§ Aim: Count every line that has the word "from" in it; give no more than the number.

* Start *

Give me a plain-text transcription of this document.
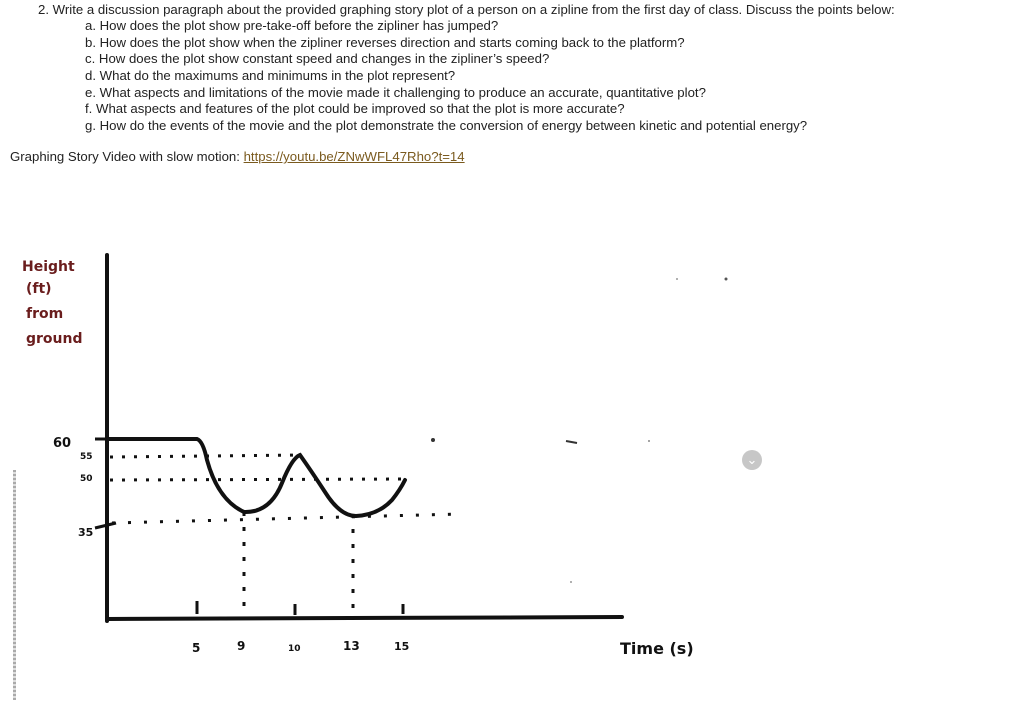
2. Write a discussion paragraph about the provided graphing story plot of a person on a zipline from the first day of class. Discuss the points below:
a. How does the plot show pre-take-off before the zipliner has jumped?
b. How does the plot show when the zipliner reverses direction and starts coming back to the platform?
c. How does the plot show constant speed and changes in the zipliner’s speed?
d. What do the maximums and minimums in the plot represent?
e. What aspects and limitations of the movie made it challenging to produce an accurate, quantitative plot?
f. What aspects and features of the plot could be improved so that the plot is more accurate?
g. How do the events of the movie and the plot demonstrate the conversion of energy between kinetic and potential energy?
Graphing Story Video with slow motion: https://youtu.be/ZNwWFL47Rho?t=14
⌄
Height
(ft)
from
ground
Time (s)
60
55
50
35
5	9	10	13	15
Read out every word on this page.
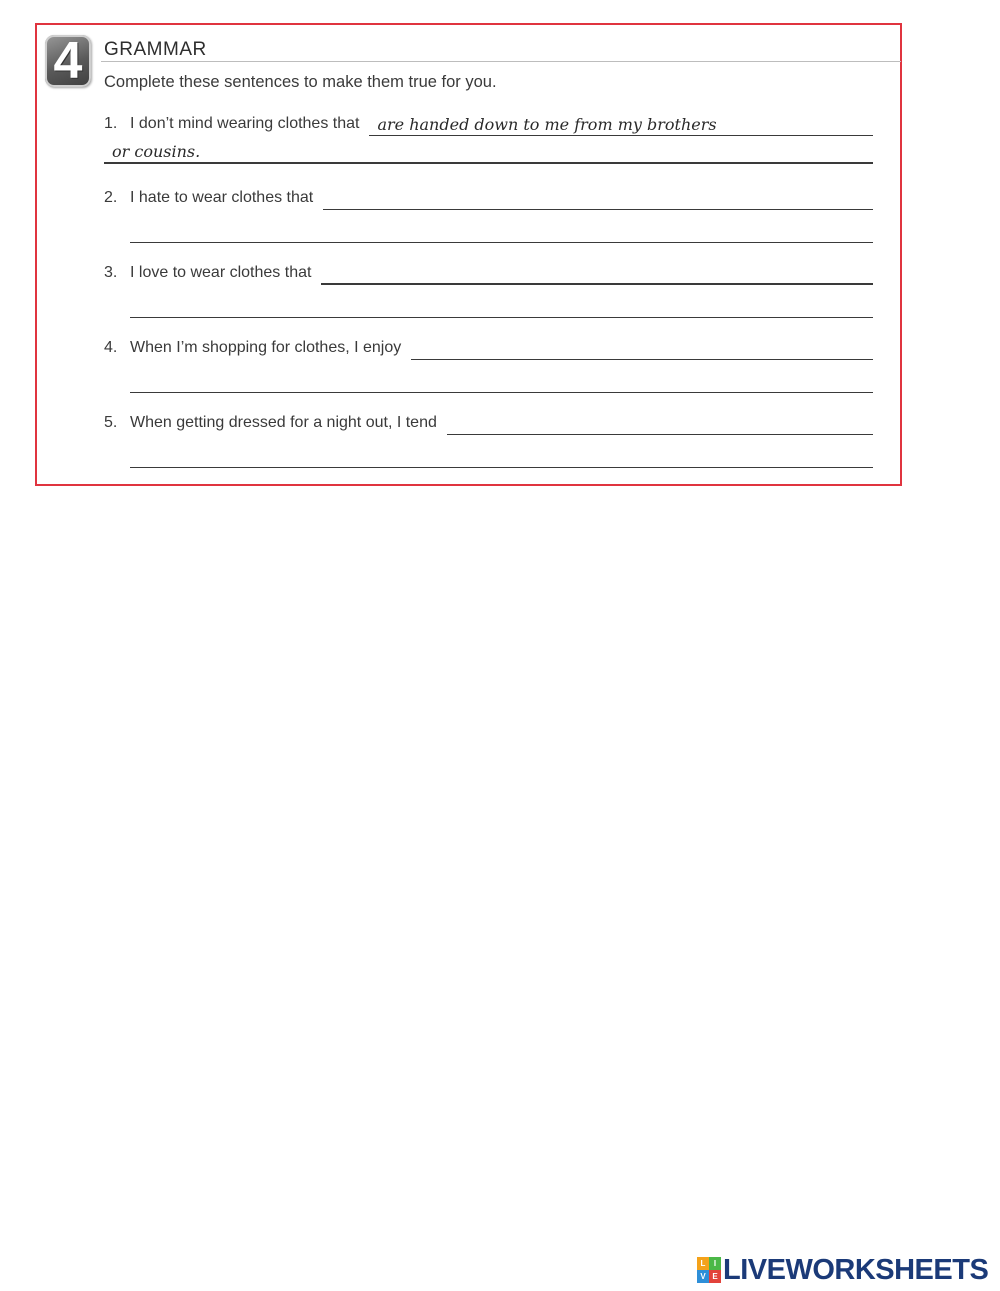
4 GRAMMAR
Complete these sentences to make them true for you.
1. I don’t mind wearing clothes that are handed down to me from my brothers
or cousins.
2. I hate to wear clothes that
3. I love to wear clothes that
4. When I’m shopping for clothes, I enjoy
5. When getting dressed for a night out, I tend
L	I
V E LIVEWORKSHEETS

* End *

§ Reply to the task: 3